From the listing that follows, output everything exactly except the pictures.
· · · · · · ·
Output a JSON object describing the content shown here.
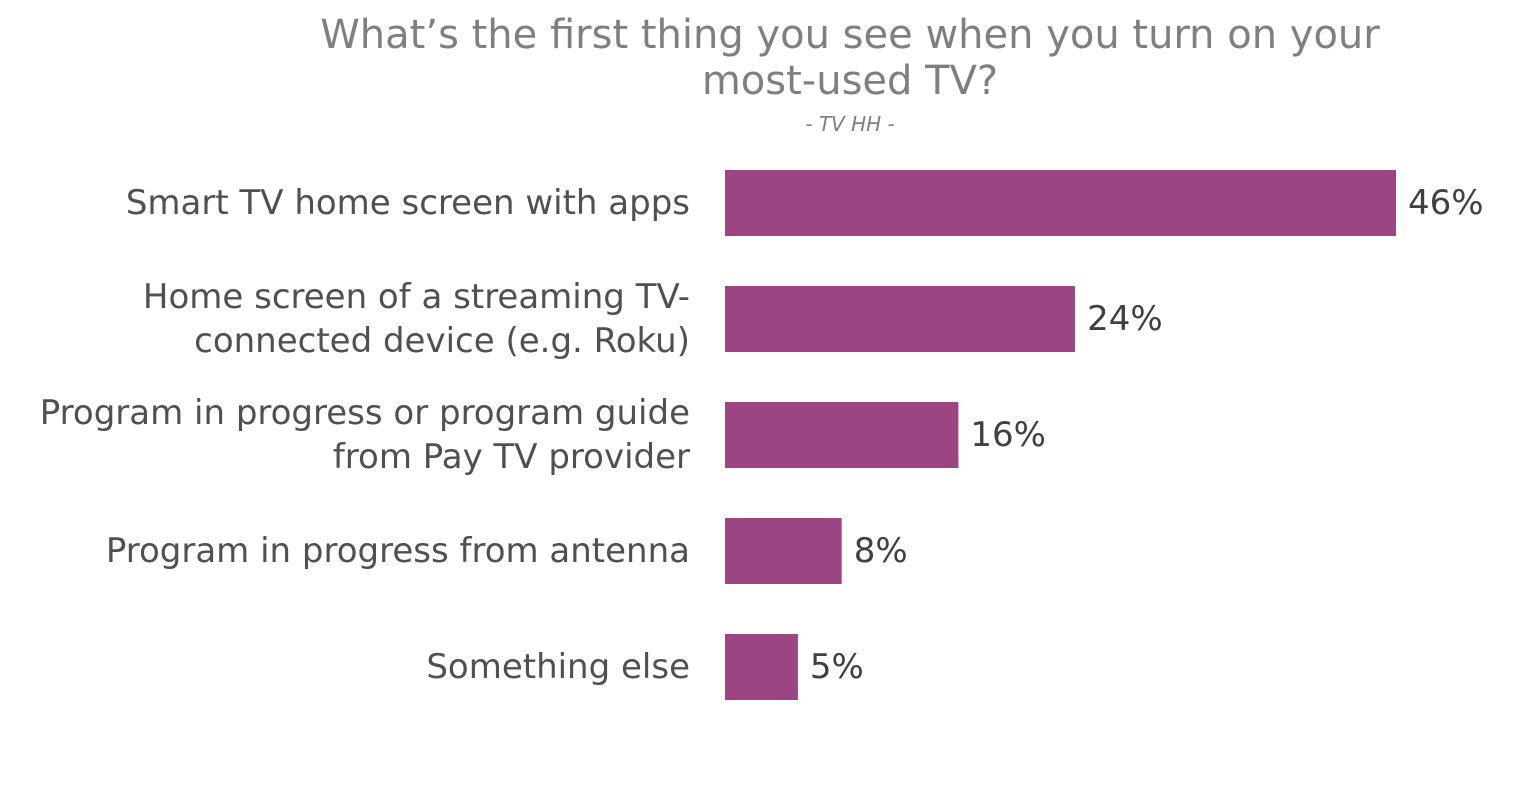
{
  "chart_data": {
    "type": "bar",
    "orientation": "horizontal",
    "title": "What’s the first thing you see when you turn on your most-used TV?",
    "subtitle": "- TV HH -",
    "categories": [
      "Smart TV home screen with apps",
      "Home screen of a streaming TV-connected device (e.g. Roku)",
      "Program in progress or program guide from Pay TV provider",
      "Program in progress from antenna",
      "Something else"
    ],
    "category_lines": [
      [
        "Smart TV home screen with apps"
      ],
      [
        "Home screen of a streaming TV-",
        "connected device (e.g. Roku)"
      ],
      [
        "Program in progress or program guide",
        "from Pay TV provider"
      ],
      [
        "Program in progress from antenna"
      ],
      [
        "Something else"
      ]
    ],
    "values": [
      46,
      24,
      16,
      8,
      5
    ],
    "value_labels": [
      "46%",
      "24%",
      "16%",
      "8%",
      "5%"
    ],
    "bar_color": "#9b4682",
    "xlim": [
      0,
      46
    ],
    "grid": false,
    "legend": "none"
  }
}
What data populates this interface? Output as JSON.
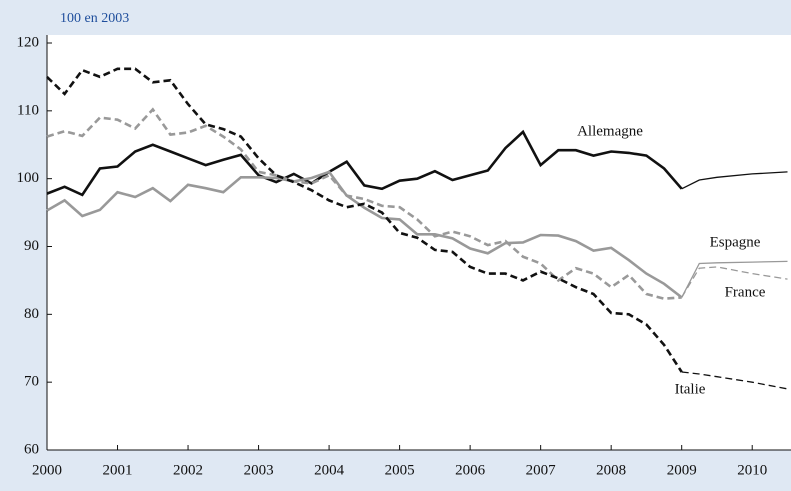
{
  "chart_data": {
    "type": "line",
    "subtitle": "100 en 2003",
    "x": [
      2000,
      2000.25,
      2000.5,
      2000.75,
      2001,
      2001.25,
      2001.5,
      2001.75,
      2002,
      2002.25,
      2002.5,
      2002.75,
      2003,
      2003.25,
      2003.5,
      2003.75,
      2004,
      2004.25,
      2004.5,
      2004.75,
      2005,
      2005.25,
      2005.5,
      2005.75,
      2006,
      2006.25,
      2006.5,
      2006.75,
      2007,
      2007.25,
      2007.5,
      2007.75,
      2008,
      2008.25,
      2008.5,
      2008.75,
      2009
    ],
    "forecast_x": [
      2009,
      2009.25,
      2009.5,
      2010,
      2010.5
    ],
    "series": [
      {
        "name": "Allemagne",
        "color": "#111111",
        "dashed": false,
        "values": [
          97.8,
          98.8,
          97.6,
          101.5,
          101.8,
          104,
          105,
          104,
          103,
          102,
          102.8,
          103.5,
          100.5,
          99.5,
          100.7,
          99.3,
          101,
          102.5,
          99,
          98.5,
          99.7,
          100,
          101.1,
          99.8,
          100.5,
          101.2,
          104.5,
          106.9,
          102,
          104.2,
          104.2,
          103.4,
          104,
          103.8,
          103.4,
          101.5,
          98.5
        ],
        "forecast_values": [
          98.5,
          99.8,
          100.2,
          100.7,
          101
        ]
      },
      {
        "name": "Espagne",
        "color": "#999999",
        "dashed": false,
        "values": [
          95.3,
          96.8,
          94.5,
          95.4,
          98,
          97.3,
          98.6,
          96.7,
          99.1,
          98.6,
          98,
          100.2,
          100.2,
          100.1,
          99.6,
          100.1,
          101,
          97.5,
          95.7,
          94.2,
          94,
          91.8,
          91.8,
          91.2,
          89.7,
          89,
          90.5,
          90.6,
          91.7,
          91.6,
          90.8,
          89.4,
          89.8,
          88,
          86,
          84.5,
          82.5
        ],
        "forecast_values": [
          82.5,
          87.5,
          87.6,
          87.7,
          87.8
        ]
      },
      {
        "name": "France",
        "color": "#999999",
        "dashed": true,
        "values": [
          106.2,
          107,
          106.3,
          109,
          108.7,
          107.4,
          110.2,
          106.5,
          106.8,
          107.8,
          106.2,
          104.3,
          101,
          100.5,
          99.6,
          99.3,
          100.5,
          97.5,
          97,
          96,
          95.8,
          94,
          91.5,
          92.2,
          91.5,
          90.2,
          90.8,
          88.5,
          87.5,
          85,
          86.8,
          86,
          84,
          85.8,
          83,
          82.3,
          82.5
        ],
        "forecast_values": [
          82.5,
          86.8,
          87,
          86,
          85.2
        ]
      },
      {
        "name": "Italie",
        "color": "#111111",
        "dashed": true,
        "values": [
          115,
          112.5,
          116,
          115,
          116.2,
          116.2,
          114.2,
          114.5,
          111,
          108,
          107.3,
          106.2,
          103,
          100.5,
          99.5,
          98.3,
          96.8,
          95.8,
          96.3,
          95,
          92,
          91.3,
          89.5,
          89.2,
          87,
          86,
          86,
          85,
          86.3,
          85.3,
          84,
          83,
          80.2,
          80,
          78.5,
          75.5,
          71.5
        ],
        "forecast_values": [
          71.5,
          71.2,
          70.8,
          70,
          69
        ]
      }
    ],
    "xlim": [
      2000,
      2010.55
    ],
    "xticks": [
      2000,
      2001,
      2002,
      2003,
      2004,
      2005,
      2006,
      2007,
      2008,
      2009,
      2010
    ],
    "ylim": [
      60,
      120
    ],
    "yticks": [
      60,
      70,
      80,
      90,
      100,
      110,
      120
    ]
  }
}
· · · · · · ·
▶ [The reply]
Output a JSON object describing the content shown here.
{
  "chart_data": {
    "type": "bar",
    "orientation": "horizontal",
    "title": "What’s the first thing you see when you turn on your most-used TV?",
    "subtitle": "- TV HH -",
    "categories": [
      "Smart TV home screen with apps",
      "Home screen of a streaming TV-connected device (e.g. Roku)",
      "Program in progress or program guide from Pay TV provider",
      "Program in progress from antenna",
      "Something else"
    ],
    "category_lines": [
      [
        "Smart TV home screen with apps"
      ],
      [
        "Home screen of a streaming TV-",
        "connected device (e.g. Roku)"
      ],
      [
        "Program in progress or program guide",
        "from Pay TV provider"
      ],
      [
        "Program in progress from antenna"
      ],
      [
        "Something else"
      ]
    ],
    "values": [
      46,
      24,
      16,
      8,
      5
    ],
    "value_labels": [
      "46%",
      "24%",
      "16%",
      "8%",
      "5%"
    ],
    "bar_color": "#9b4682",
    "xlim": [
      0,
      46
    ],
    "grid": false,
    "legend": "none"
  }
}
What data populates this interface? Output as JSON.
{
  "chart_data": {
    "type": "line",
    "subtitle": "100 en 2003",
    "x": [
      2000,
      2000.25,
      2000.5,
      2000.75,
      2001,
      2001.25,
      2001.5,
      2001.75,
      2002,
      2002.25,
      2002.5,
      2002.75,
      2003,
      2003.25,
      2003.5,
      2003.75,
      2004,
      2004.25,
      2004.5,
      2004.75,
      2005,
      2005.25,
      2005.5,
      2005.75,
      2006,
      2006.25,
      2006.5,
      2006.75,
      2007,
      2007.25,
      2007.5,
      2007.75,
      2008,
      2008.25,
      2008.5,
      2008.75,
      2009
    ],
    "forecast_x": [
      2009,
      2009.25,
      2009.5,
      2010,
      2010.5
    ],
    "series": [
      {
        "name": "Allemagne",
        "color": "#111111",
        "dashed": false,
        "values": [
          97.8,
          98.8,
          97.6,
          101.5,
          101.8,
          104,
          105,
          104,
          103,
          102,
          102.8,
          103.5,
          100.5,
          99.5,
          100.7,
          99.3,
          101,
          102.5,
          99,
          98.5,
          99.7,
          100,
          101.1,
          99.8,
          100.5,
          101.2,
          104.5,
          106.9,
          102,
          104.2,
          104.2,
          103.4,
          104,
          103.8,
          103.4,
          101.5,
          98.5
        ],
        "forecast_values": [
          98.5,
          99.8,
          100.2,
          100.7,
          101
        ]
      },
      {
        "name": "Espagne",
        "color": "#999999",
        "dashed": false,
        "values": [
          95.3,
          96.8,
          94.5,
          95.4,
          98,
          97.3,
          98.6,
          96.7,
          99.1,
          98.6,
          98,
          100.2,
          100.2,
          100.1,
          99.6,
          100.1,
          101,
          97.5,
          95.7,
          94.2,
          94,
          91.8,
          91.8,
          91.2,
          89.7,
          89,
          90.5,
          90.6,
          91.7,
          91.6,
          90.8,
          89.4,
          89.8,
          88,
          86,
          84.5,
          82.5
        ],
        "forecast_values": [
          82.5,
          87.5,
          87.6,
          87.7,
          87.8
        ]
      },
      {
        "name": "France",
        "color": "#999999",
        "dashed": true,
        "values": [
          106.2,
          107,
          106.3,
          109,
          108.7,
          107.4,
          110.2,
          106.5,
          106.8,
          107.8,
          106.2,
          104.3,
          101,
          100.5,
          99.6,
          99.3,
          100.5,
          97.5,
          97,
          96,
          95.8,
          94,
          91.5,
          92.2,
          91.5,
          90.2,
          90.8,
          88.5,
          87.5,
          85,
          86.8,
          86,
          84,
          85.8,
          83,
          82.3,
          82.5
        ],
        "forecast_values": [
          82.5,
          86.8,
          87,
          86,
          85.2
        ]
      },
      {
        "name": "Italie",
        "color": "#111111",
        "dashed": true,
        "values": [
          115,
          112.5,
          116,
          115,
          116.2,
          116.2,
          114.2,
          114.5,
          111,
          108,
          107.3,
          106.2,
          103,
          100.5,
          99.5,
          98.3,
          96.8,
          95.8,
          96.3,
          95,
          92,
          91.3,
          89.5,
          89.2,
          87,
          86,
          86,
          85,
          86.3,
          85.3,
          84,
          83,
          80.2,
          80,
          78.5,
          75.5,
          71.5
        ],
        "forecast_values": [
          71.5,
          71.2,
          70.8,
          70,
          69
        ]
      }
    ],
    "xlim": [
      2000,
      2010.55
    ],
    "xticks": [
      2000,
      2001,
      2002,
      2003,
      2004,
      2005,
      2006,
      2007,
      2008,
      2009,
      2010
    ],
    "ylim": [
      60,
      120
    ],
    "yticks": [
      60,
      70,
      80,
      90,
      100,
      110,
      120
    ]
  }
}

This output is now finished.